(Annotated element listings)
--- start ---

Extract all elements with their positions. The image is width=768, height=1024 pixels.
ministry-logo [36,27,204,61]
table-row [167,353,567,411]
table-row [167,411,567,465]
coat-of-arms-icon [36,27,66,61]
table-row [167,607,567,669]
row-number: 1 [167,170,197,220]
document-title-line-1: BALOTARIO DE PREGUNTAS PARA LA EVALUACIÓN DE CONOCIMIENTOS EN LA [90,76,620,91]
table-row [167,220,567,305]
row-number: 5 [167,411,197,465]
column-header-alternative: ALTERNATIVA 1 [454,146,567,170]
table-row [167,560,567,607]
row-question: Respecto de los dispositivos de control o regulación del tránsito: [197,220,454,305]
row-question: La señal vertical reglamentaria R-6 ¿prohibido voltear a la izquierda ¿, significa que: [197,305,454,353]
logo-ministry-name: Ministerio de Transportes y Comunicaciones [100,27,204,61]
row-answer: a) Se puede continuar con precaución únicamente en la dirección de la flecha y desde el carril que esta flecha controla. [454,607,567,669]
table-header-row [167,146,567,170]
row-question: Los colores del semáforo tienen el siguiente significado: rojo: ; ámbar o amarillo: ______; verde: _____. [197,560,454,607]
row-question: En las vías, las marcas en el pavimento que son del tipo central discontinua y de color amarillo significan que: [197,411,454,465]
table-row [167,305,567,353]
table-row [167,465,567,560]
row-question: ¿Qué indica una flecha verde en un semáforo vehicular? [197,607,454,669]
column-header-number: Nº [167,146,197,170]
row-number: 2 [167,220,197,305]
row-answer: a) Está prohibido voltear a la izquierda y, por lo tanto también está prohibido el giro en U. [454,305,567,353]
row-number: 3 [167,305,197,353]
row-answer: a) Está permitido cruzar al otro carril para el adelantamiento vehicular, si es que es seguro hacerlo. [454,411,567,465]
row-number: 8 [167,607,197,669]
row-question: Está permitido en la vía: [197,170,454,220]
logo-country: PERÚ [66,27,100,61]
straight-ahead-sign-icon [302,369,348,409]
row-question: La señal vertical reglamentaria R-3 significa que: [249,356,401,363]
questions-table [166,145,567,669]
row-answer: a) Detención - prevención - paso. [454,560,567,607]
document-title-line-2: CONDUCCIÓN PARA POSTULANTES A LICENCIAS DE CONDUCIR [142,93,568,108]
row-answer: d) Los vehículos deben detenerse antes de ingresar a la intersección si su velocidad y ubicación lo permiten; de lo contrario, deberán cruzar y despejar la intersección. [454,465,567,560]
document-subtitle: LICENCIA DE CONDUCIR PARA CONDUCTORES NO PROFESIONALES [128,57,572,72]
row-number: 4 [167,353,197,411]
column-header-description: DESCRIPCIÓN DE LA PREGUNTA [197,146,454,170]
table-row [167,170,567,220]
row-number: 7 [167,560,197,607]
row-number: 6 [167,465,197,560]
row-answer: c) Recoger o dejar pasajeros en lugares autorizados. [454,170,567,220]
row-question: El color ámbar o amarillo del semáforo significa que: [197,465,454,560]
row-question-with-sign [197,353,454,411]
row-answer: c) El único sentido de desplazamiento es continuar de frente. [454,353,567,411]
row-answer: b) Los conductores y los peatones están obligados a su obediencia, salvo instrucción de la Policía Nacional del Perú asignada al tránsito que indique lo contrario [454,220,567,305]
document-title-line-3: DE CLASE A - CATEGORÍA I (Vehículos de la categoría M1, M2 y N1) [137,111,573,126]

--- end ---

→ Brief: Return all the lines of the records above without any changes.

→ Result of this task:
Extract all elements with their positions. The image is width=768, height=1024 pixels.
ministry-logo [36,27,204,61]
table-row [167,353,567,411]
table-row [167,411,567,465]
coat-of-arms-icon [36,27,66,61]
table-row [167,607,567,669]
row-number: 1 [167,170,197,220]
document-title-line-1: BALOTARIO DE PREGUNTAS PARA LA EVALUACIÓN DE CONOCIMIENTOS EN LA [90,76,620,91]
table-row [167,220,567,305]
row-number: 5 [167,411,197,465]
column-header-alternative: ALTERNATIVA 1 [454,146,567,170]
table-row [167,560,567,607]
row-question: Respecto de los dispositivos de control o regulación del tránsito: [197,220,454,305]
row-question: La señal vertical reglamentaria R-6 ¿prohibido voltear a la izquierda ¿, significa que: [197,305,454,353]
logo-ministry-name: Ministerio de Transportes y Comunicaciones [100,27,204,61]
row-answer: a) Se puede continuar con precaución únicamente en la dirección de la flecha y desde el carril que esta flecha controla. [454,607,567,669]
table-header-row [167,146,567,170]
row-question: Los colores del semáforo tienen el siguiente significado: rojo: ; ámbar o amarillo: ______; verde: _____. [197,560,454,607]
row-question: En las vías, las marcas en el pavimento que son del tipo central discontinua y de color amarillo significan que: [197,411,454,465]
table-row [167,305,567,353]
table-row [167,465,567,560]
row-question: ¿Qué indica una flecha verde en un semáforo vehicular? [197,607,454,669]
column-header-number: Nº [167,146,197,170]
row-number: 2 [167,220,197,305]
row-answer: a) Está prohibido voltear a la izquierda y, por lo tanto también está prohibido el giro en U. [454,305,567,353]
row-number: 3 [167,305,197,353]
row-answer: a) Está permitido cruzar al otro carril para el adelantamiento vehicular, si es que es seguro hacerlo. [454,411,567,465]
row-number: 8 [167,607,197,669]
row-question: Está permitido en la vía: [197,170,454,220]
logo-country: PERÚ [66,27,100,61]
straight-ahead-sign-icon [302,369,348,409]
row-question: La señal vertical reglamentaria R-3 significa que: [249,356,401,363]
questions-table [166,145,567,669]
row-answer: a) Detención - prevención - paso. [454,560,567,607]
document-title-line-2: CONDUCCIÓN PARA POSTULANTES A LICENCIAS DE CONDUCIR [142,93,568,108]
row-answer: d) Los vehículos deben detenerse antes de ingresar a la intersección si su velocidad y ubicación lo permiten; de lo contrario, deberán cruzar y despejar la intersección. [454,465,567,560]
document-subtitle: LICENCIA DE CONDUCIR PARA CONDUCTORES NO PROFESIONALES [128,57,572,72]
row-number: 4 [167,353,197,411]
column-header-description: DESCRIPCIÓN DE LA PREGUNTA [197,146,454,170]
table-row [167,170,567,220]
row-number: 7 [167,560,197,607]
row-number: 6 [167,465,197,560]
row-answer: c) Recoger o dejar pasajeros en lugares autorizados. [454,170,567,220]
row-question: El color ámbar o amarillo del semáforo significa que: [197,465,454,560]
row-question-with-sign [197,353,454,411]
row-answer: c) El único sentido de desplazamiento es continuar de frente. [454,353,567,411]
row-answer: b) Los conductores y los peatones están obligados a su obediencia, salvo instrucción de la Policía Nacional del Perú asignada al tránsito que indique lo contrario [454,220,567,305]
document-title-line-3: DE CLASE A - CATEGORÍA I (Vehículos de la categoría M1, M2 y N1) [137,111,573,126]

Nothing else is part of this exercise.